▸ Given records
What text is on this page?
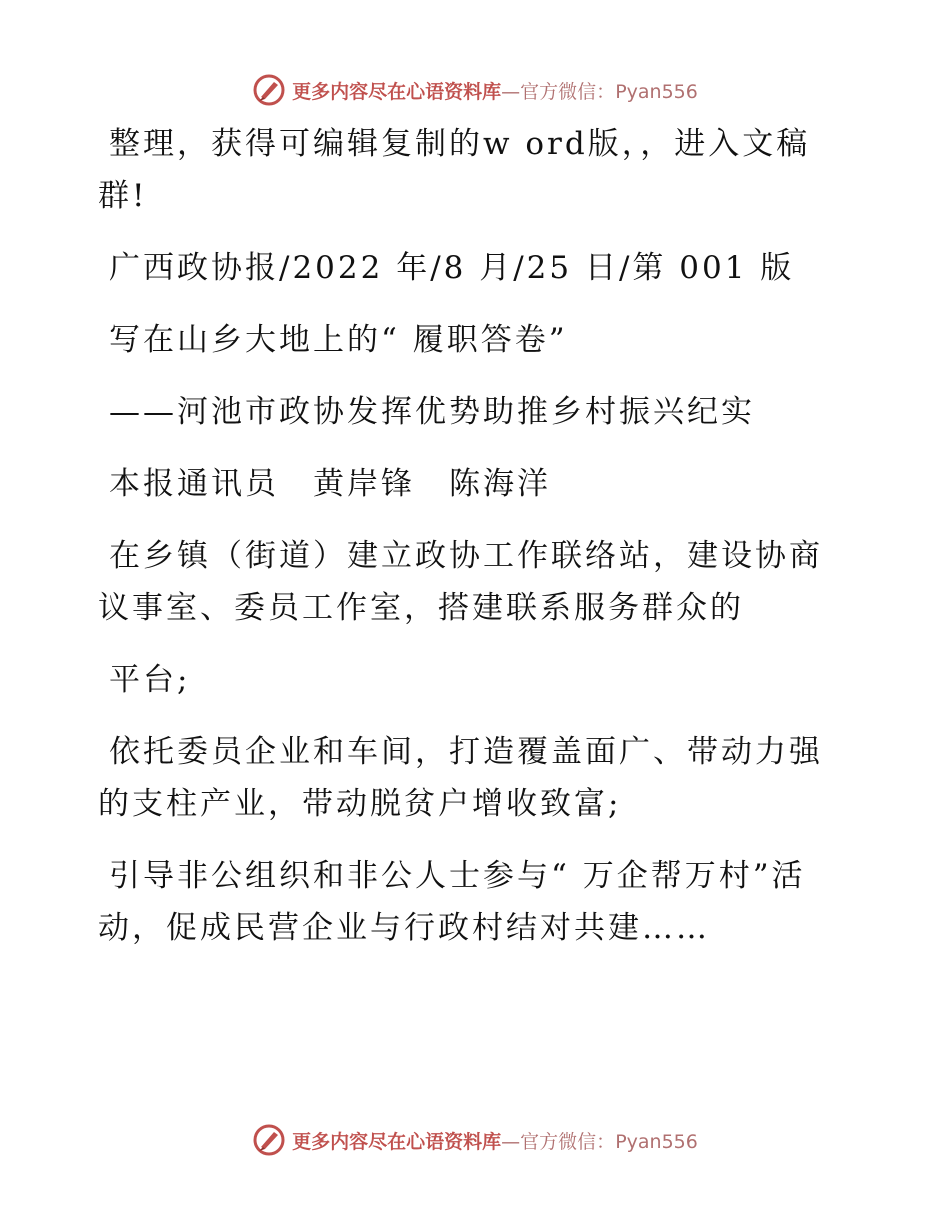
更多内容尽在心语资料库—官方微信：Pyan556

整理，获得可编辑复制的w ord版，，进入文稿群!

广西政协报/2022 年/8 月/25 日/第 001 版

写在山乡大地上的“ 履职答卷”

——河池市政协发挥优势助推乡村振兴纪实

本报通讯员　黄岸锋　陈海洋

在乡镇（街道）建立政协工作联络站，建设协商议事室、委员工作室，搭建联系服务群众的

平台;

依托委员企业和车间，打造覆盖面广、带动力强的支柱产业，带动脱贫户增收致富;

引导非公组织和非公人士参与“ 万企帮万村”活动，促成民营企业与行政村结对共建……

更多内容尽在心语资料库—官方微信：Pyan556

▸ Request
Omit all pictures while transcribing the entries verbatim.

▸ Full answer
What text is on this page?
更多内容尽在心语资料库—官方微信：Pyan556

整理，获得可编辑复制的w ord版，，进入文稿群!

广西政协报/2022 年/8 月/25 日/第 001 版

写在山乡大地上的“ 履职答卷”

——河池市政协发挥优势助推乡村振兴纪实

本报通讯员　黄岸锋　陈海洋

在乡镇（街道）建立政协工作联络站，建设协商议事室、委员工作室，搭建联系服务群众的

平台;

依托委员企业和车间，打造覆盖面广、带动力强的支柱产业，带动脱贫户增收致富;

引导非公组织和非公人士参与“ 万企帮万村”活动，促成民营企业与行政村结对共建……

更多内容尽在心语资料库—官方微信：Pyan556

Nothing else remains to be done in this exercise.